Problem | Return each line of the data below exactly, omitting any pictures.

:::

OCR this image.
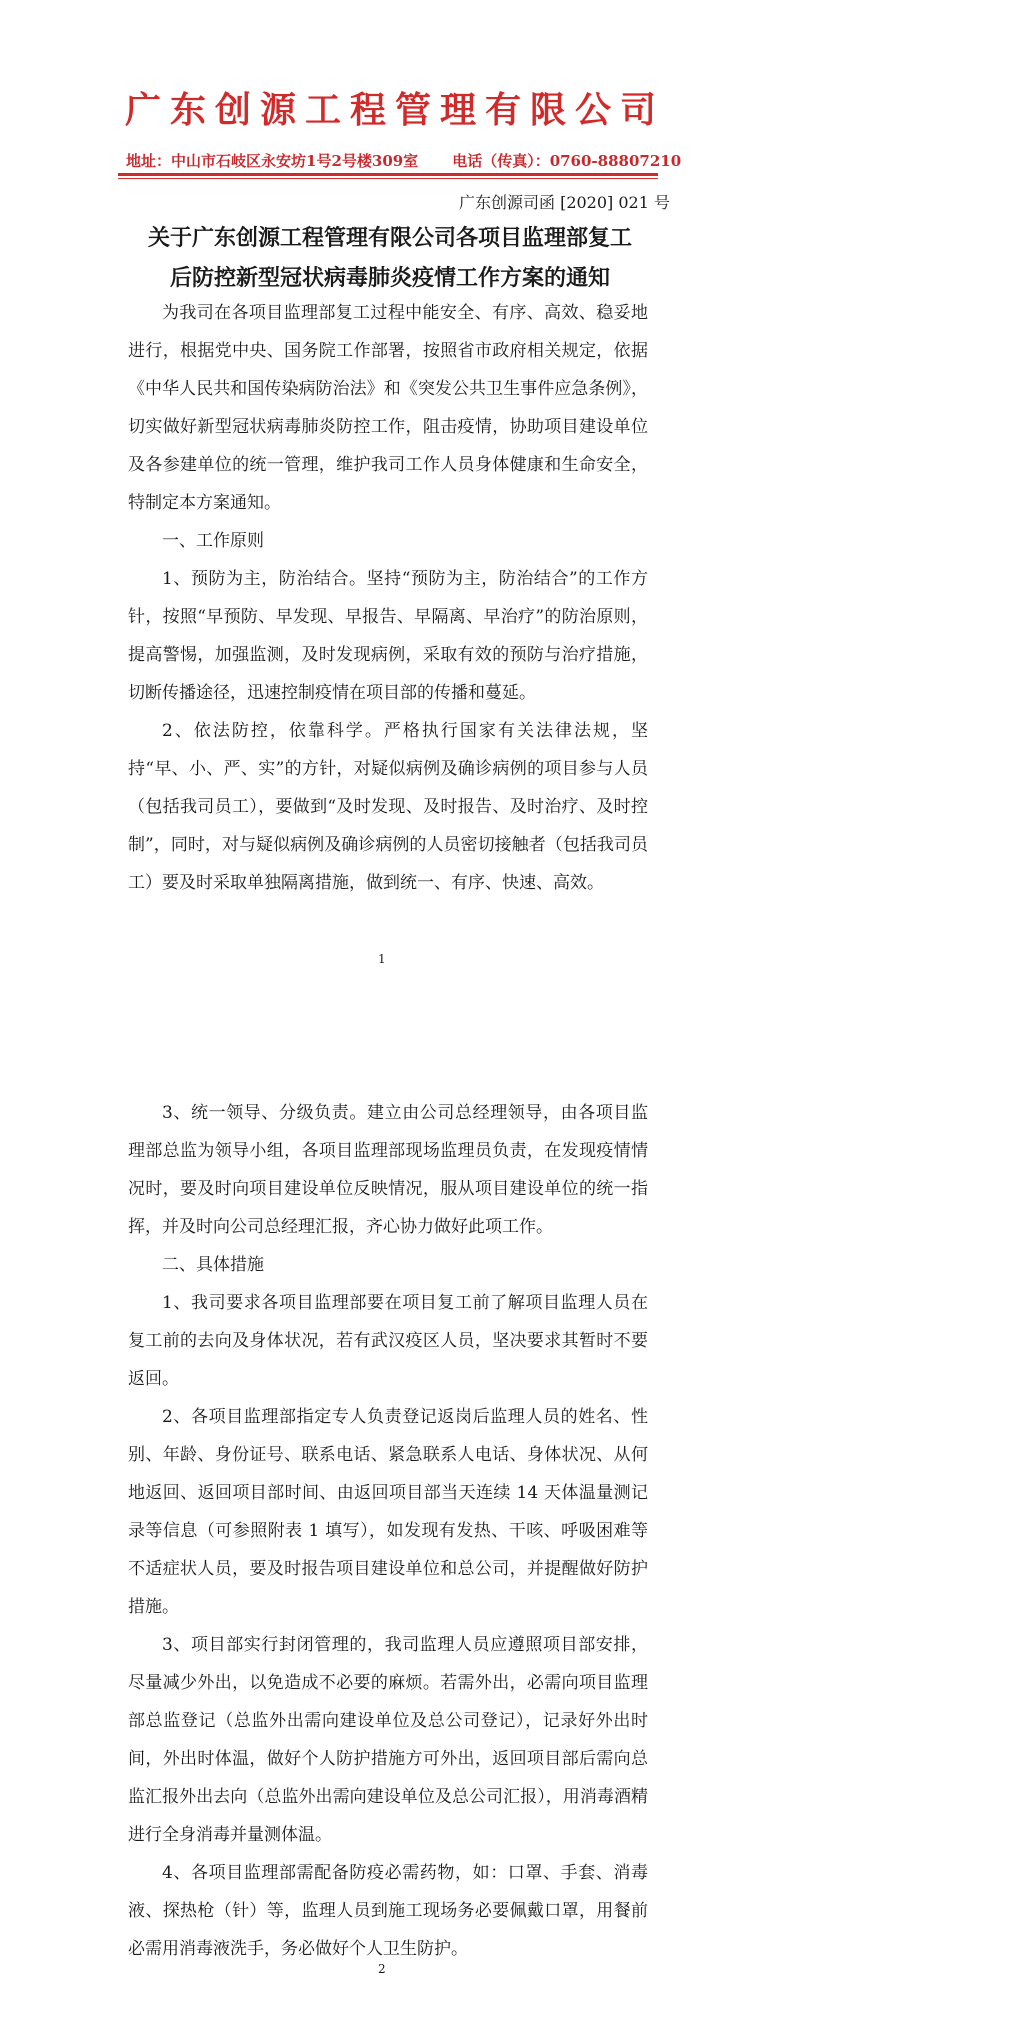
广东创源工程管理有限公司
地址：中山市石岐区永安坊1号2号楼309室 电话（传真）：0760-88807210
广东创源司函 [2020] 021 号
关于广东创源工程管理有限公司各项目监理部复工
后防控新型冠状病毒肺炎疫情工作方案的通知

为我司在各项目监理部复工过程中能安全、有序、高效、稳妥地进行，根据党中央、国务院工作部署，按照省市政府相关规定，依据《中华人民共和国传染病防治法》和《突发公共卫生事件应急条例》，切实做好新型冠状病毒肺炎防控工作，阻击疫情，协助项目建设单位及各参建单位的统一管理，维护我司工作人员身体健康和生命安全，特制定本方案通知。

一、工作原则

1、预防为主，防治结合。坚持“预防为主，防治结合”的工作方针，按照“早预防、早发现、早报告、早隔离、早治疗”的防治原则，提高警惕，加强监测，及时发现病例，采取有效的预防与治疗措施，切断传播途径，迅速控制疫情在项目部的传播和蔓延。

2、依法防控，依靠科学。严格执行国家有关法律法规，坚持“早、小、严、实”的方针，对疑似病例及确诊病例的项目参与人员（包括我司员工），要做到“及时发现、及时报告、及时治疗、及时控制”，同时，对与疑似病例及确诊病例的人员密切接触者（包括我司员工）要及时采取单独隔离措施，做到统一、有序、快速、高效。

1

3、统一领导、分级负责。建立由公司总经理领导，由各项目监理部总监为领导小组，各项目监理部现场监理员负责，在发现疫情情况时，要及时向项目建设单位反映情况，服从项目建设单位的统一指挥，并及时向公司总经理汇报，齐心协力做好此项工作。

二、具体措施

1、我司要求各项目监理部要在项目复工前了解项目监理人员在复工前的去向及身体状况，若有武汉疫区人员，坚决要求其暂时不要返回。

2、各项目监理部指定专人负责登记返岗后监理人员的姓名、性别、年龄、身份证号、联系电话、紧急联系人电话、身体状况、从何地返回、返回项目部时间、由返回项目部当天连续 14 天体温量测记录等信息（可参照附表 1 填写），如发现有发热、干咳、呼吸困难等不适症状人员，要及时报告项目建设单位和总公司，并提醒做好防护措施。

3、项目部实行封闭管理的，我司监理人员应遵照项目部安排，尽量减少外出，以免造成不必要的麻烦。若需外出，必需向项目监理部总监登记（总监外出需向建设单位及总公司登记），记录好外出时间，外出时体温，做好个人防护措施方可外出，返回项目部后需向总监汇报外出去向（总监外出需向建设单位及总公司汇报），用消毒酒精进行全身消毒并量测体温。

4、各项目监理部需配备防疫必需药物，如：口罩、手套、消毒液、探热枪（针）等，监理人员到施工现场务必要佩戴口罩，用餐前必需用消毒液洗手，务必做好个人卫生防护。

2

:::

The response |
OCR this image.
广东创源工程管理有限公司
地址：中山市石岐区永安坊1号2号楼309室 电话（传真）：0760-88807210
广东创源司函 [2020] 021 号
关于广东创源工程管理有限公司各项目监理部复工
后防控新型冠状病毒肺炎疫情工作方案的通知

为我司在各项目监理部复工过程中能安全、有序、高效、稳妥地进行，根据党中央、国务院工作部署，按照省市政府相关规定，依据《中华人民共和国传染病防治法》和《突发公共卫生事件应急条例》，切实做好新型冠状病毒肺炎防控工作，阻击疫情，协助项目建设单位及各参建单位的统一管理，维护我司工作人员身体健康和生命安全，特制定本方案通知。

一、工作原则

1、预防为主，防治结合。坚持“预防为主，防治结合”的工作方针，按照“早预防、早发现、早报告、早隔离、早治疗”的防治原则，提高警惕，加强监测，及时发现病例，采取有效的预防与治疗措施，切断传播途径，迅速控制疫情在项目部的传播和蔓延。

2、依法防控，依靠科学。严格执行国家有关法律法规，坚持“早、小、严、实”的方针，对疑似病例及确诊病例的项目参与人员（包括我司员工），要做到“及时发现、及时报告、及时治疗、及时控制”，同时，对与疑似病例及确诊病例的人员密切接触者（包括我司员工）要及时采取单独隔离措施，做到统一、有序、快速、高效。

1

3、统一领导、分级负责。建立由公司总经理领导，由各项目监理部总监为领导小组，各项目监理部现场监理员负责，在发现疫情情况时，要及时向项目建设单位反映情况，服从项目建设单位的统一指挥，并及时向公司总经理汇报，齐心协力做好此项工作。

二、具体措施

1、我司要求各项目监理部要在项目复工前了解项目监理人员在复工前的去向及身体状况，若有武汉疫区人员，坚决要求其暂时不要返回。

2、各项目监理部指定专人负责登记返岗后监理人员的姓名、性别、年龄、身份证号、联系电话、紧急联系人电话、身体状况、从何地返回、返回项目部时间、由返回项目部当天连续 14 天体温量测记录等信息（可参照附表 1 填写），如发现有发热、干咳、呼吸困难等不适症状人员，要及时报告项目建设单位和总公司，并提醒做好防护措施。

3、项目部实行封闭管理的，我司监理人员应遵照项目部安排，尽量减少外出，以免造成不必要的麻烦。若需外出，必需向项目监理部总监登记（总监外出需向建设单位及总公司登记），记录好外出时间，外出时体温，做好个人防护措施方可外出，返回项目部后需向总监汇报外出去向（总监外出需向建设单位及总公司汇报），用消毒酒精进行全身消毒并量测体温。

4、各项目监理部需配备防疫必需药物，如：口罩、手套、消毒液、探热枪（针）等，监理人员到施工现场务必要佩戴口罩，用餐前必需用消毒液洗手，务必做好个人卫生防护。

2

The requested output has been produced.